• [THE TASK]
Repeat the data below exactly, dropping any pictures it holds.

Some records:
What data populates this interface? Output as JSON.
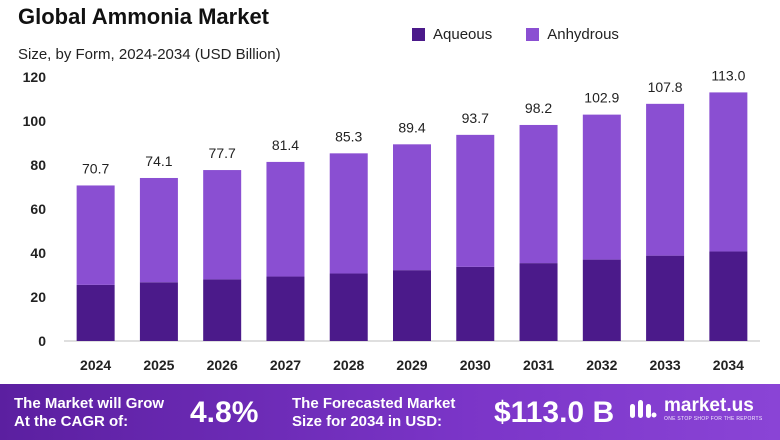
{
  "title": "Global Ammonia Market",
  "subtitle": "Size, by Form, 2024-2034 (USD Billion)",
  "colors": {
    "aqueous": "#4b1a8a",
    "anhydrous": "#8a4fd2"
  },
  "legend": [
    "Aqueous",
    "Anhydrous"
  ],
  "chart_data": {
    "type": "bar",
    "stacked": true,
    "categories": [
      "2024",
      "2025",
      "2026",
      "2027",
      "2028",
      "2029",
      "2030",
      "2031",
      "2032",
      "2033",
      "2034"
    ],
    "series": [
      {
        "name": "Aqueous",
        "values": [
          25.5,
          26.7,
          28.0,
          29.3,
          30.7,
          32.2,
          33.7,
          35.4,
          37.0,
          38.8,
          40.7
        ]
      },
      {
        "name": "Anhydrous",
        "values": [
          45.2,
          47.4,
          49.7,
          52.1,
          54.6,
          57.2,
          60.0,
          62.8,
          65.9,
          69.0,
          72.3
        ]
      }
    ],
    "totals": [
      70.7,
      74.1,
      77.7,
      81.4,
      85.3,
      89.4,
      93.7,
      98.2,
      102.9,
      107.8,
      113.0
    ],
    "total_labels": [
      "70.7",
      "74.1",
      "77.7",
      "81.4",
      "85.3",
      "89.4",
      "93.7",
      "98.2",
      "102.9",
      "107.8",
      "113.0"
    ],
    "y_ticks": [
      0,
      20,
      40,
      60,
      80,
      100,
      120
    ],
    "ylim": [
      0,
      120
    ],
    "grid": false
  },
  "footer": {
    "cagr_label_line1": "The Market will Grow",
    "cagr_label_line2": "At the CAGR of:",
    "cagr_value": "4.8%",
    "forecast_label_line1": "The Forecasted Market",
    "forecast_label_line2": "Size for 2034 in USD:",
    "forecast_value": "$113.0 B",
    "brand": "market.us",
    "brand_tagline": "ONE STOP SHOP FOR THE REPORTS",
    "brand_icon": "market-us-logo-icon"
  }
}
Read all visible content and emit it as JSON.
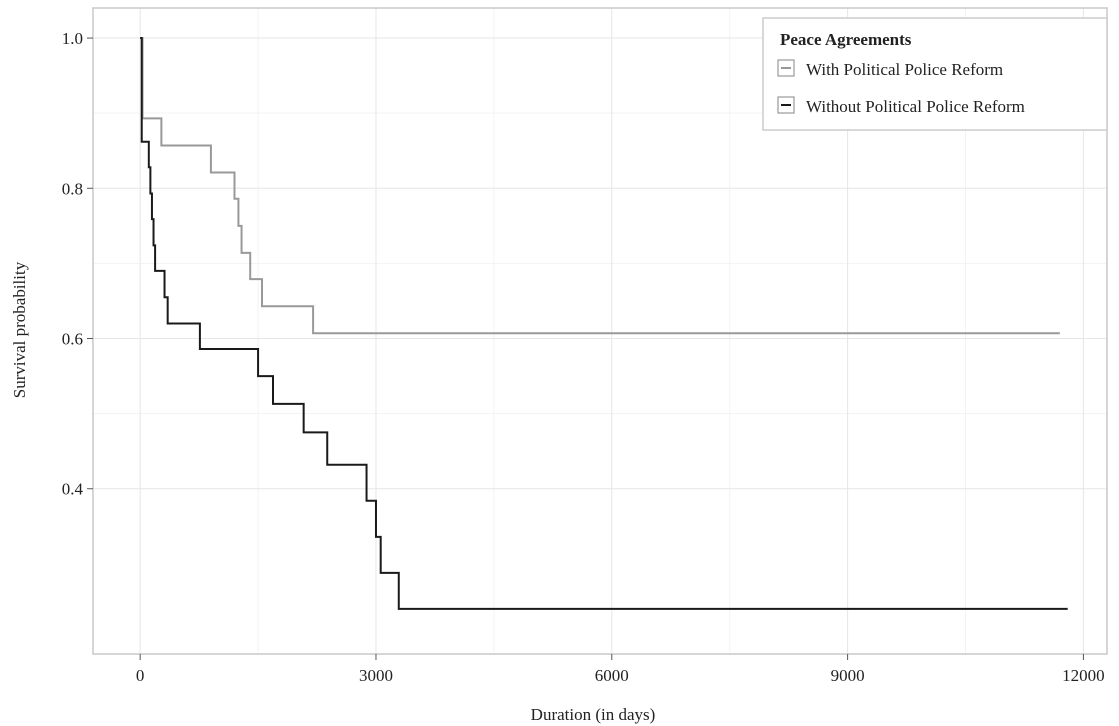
{
  "chart_data": {
    "type": "line",
    "step": true,
    "title": "",
    "xlabel": "Duration (in days)",
    "ylabel": "Survival probability",
    "xlim": [
      -600,
      12300
    ],
    "ylim": [
      0.18,
      1.04
    ],
    "xticks": [
      0,
      3000,
      6000,
      9000,
      12000
    ],
    "xtick_labels": [
      "0",
      "3000",
      "6000",
      "9000",
      "12000"
    ],
    "yticks": [
      0.4,
      0.6,
      0.8,
      1.0
    ],
    "ytick_labels": [
      "0.4",
      "0.6",
      "0.8",
      "1.0"
    ],
    "grid": true,
    "legend": {
      "title": "Peace Agreements",
      "position": "top-right"
    },
    "series": [
      {
        "name": "With Political Police Reform",
        "color": "#999999",
        "x": [
          0,
          30,
          270,
          900,
          1200,
          1250,
          1290,
          1400,
          1480,
          1550,
          2200,
          11700
        ],
        "y": [
          1.0,
          0.893,
          0.857,
          0.821,
          0.786,
          0.75,
          0.714,
          0.679,
          0.679,
          0.643,
          0.607,
          0.607
        ]
      },
      {
        "name": "Without Political Police Reform",
        "color": "#1a1a1a",
        "x": [
          0,
          20,
          110,
          130,
          150,
          170,
          190,
          310,
          350,
          760,
          1500,
          1690,
          2080,
          2380,
          2880,
          3000,
          3060,
          3290,
          11800
        ],
        "y": [
          1.0,
          0.862,
          0.828,
          0.793,
          0.759,
          0.724,
          0.69,
          0.655,
          0.62,
          0.586,
          0.55,
          0.513,
          0.475,
          0.432,
          0.384,
          0.336,
          0.288,
          0.24,
          0.24
        ]
      }
    ]
  }
}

• [WRITTEN SOLUTION]
What data populates this interface? Output as JSON.
{
  "title": "Global Ammonia Market",
  "subtitle": "Size, by Form, 2024-2034 (USD Billion)",
  "colors": {
    "aqueous": "#4b1a8a",
    "anhydrous": "#8a4fd2"
  },
  "legend": [
    "Aqueous",
    "Anhydrous"
  ],
  "chart_data": {
    "type": "bar",
    "stacked": true,
    "categories": [
      "2024",
      "2025",
      "2026",
      "2027",
      "2028",
      "2029",
      "2030",
      "2031",
      "2032",
      "2033",
      "2034"
    ],
    "series": [
      {
        "name": "Aqueous",
        "values": [
          25.5,
          26.7,
          28.0,
          29.3,
          30.7,
          32.2,
          33.7,
          35.4,
          37.0,
          38.8,
          40.7
        ]
      },
      {
        "name": "Anhydrous",
        "values": [
          45.2,
          47.4,
          49.7,
          52.1,
          54.6,
          57.2,
          60.0,
          62.8,
          65.9,
          69.0,
          72.3
        ]
      }
    ],
    "totals": [
      70.7,
      74.1,
      77.7,
      81.4,
      85.3,
      89.4,
      93.7,
      98.2,
      102.9,
      107.8,
      113.0
    ],
    "total_labels": [
      "70.7",
      "74.1",
      "77.7",
      "81.4",
      "85.3",
      "89.4",
      "93.7",
      "98.2",
      "102.9",
      "107.8",
      "113.0"
    ],
    "y_ticks": [
      0,
      20,
      40,
      60,
      80,
      100,
      120
    ],
    "ylim": [
      0,
      120
    ],
    "grid": false
  },
  "footer": {
    "cagr_label_line1": "The Market will Grow",
    "cagr_label_line2": "At the CAGR of:",
    "cagr_value": "4.8%",
    "forecast_label_line1": "The Forecasted Market",
    "forecast_label_line2": "Size for 2034 in USD:",
    "forecast_value": "$113.0 B",
    "brand": "market.us",
    "brand_tagline": "ONE STOP SHOP FOR THE REPORTS",
    "brand_icon": "market-us-logo-icon"
  }
}
Read all visible content and emit it as JSON.
{
  "chart_data": {
    "type": "line",
    "step": true,
    "title": "",
    "xlabel": "Duration (in days)",
    "ylabel": "Survival probability",
    "xlim": [
      -600,
      12300
    ],
    "ylim": [
      0.18,
      1.04
    ],
    "xticks": [
      0,
      3000,
      6000,
      9000,
      12000
    ],
    "xtick_labels": [
      "0",
      "3000",
      "6000",
      "9000",
      "12000"
    ],
    "yticks": [
      0.4,
      0.6,
      0.8,
      1.0
    ],
    "ytick_labels": [
      "0.4",
      "0.6",
      "0.8",
      "1.0"
    ],
    "grid": true,
    "legend": {
      "title": "Peace Agreements",
      "position": "top-right"
    },
    "series": [
      {
        "name": "With Political Police Reform",
        "color": "#999999",
        "x": [
          0,
          30,
          270,
          900,
          1200,
          1250,
          1290,
          1400,
          1480,
          1550,
          2200,
          11700
        ],
        "y": [
          1.0,
          0.893,
          0.857,
          0.821,
          0.786,
          0.75,
          0.714,
          0.679,
          0.679,
          0.643,
          0.607,
          0.607
        ]
      },
      {
        "name": "Without Political Police Reform",
        "color": "#1a1a1a",
        "x": [
          0,
          20,
          110,
          130,
          150,
          170,
          190,
          310,
          350,
          760,
          1500,
          1690,
          2080,
          2380,
          2880,
          3000,
          3060,
          3290,
          11800
        ],
        "y": [
          1.0,
          0.862,
          0.828,
          0.793,
          0.759,
          0.724,
          0.69,
          0.655,
          0.62,
          0.586,
          0.55,
          0.513,
          0.475,
          0.432,
          0.384,
          0.336,
          0.288,
          0.24,
          0.24
        ]
      }
    ]
  }
}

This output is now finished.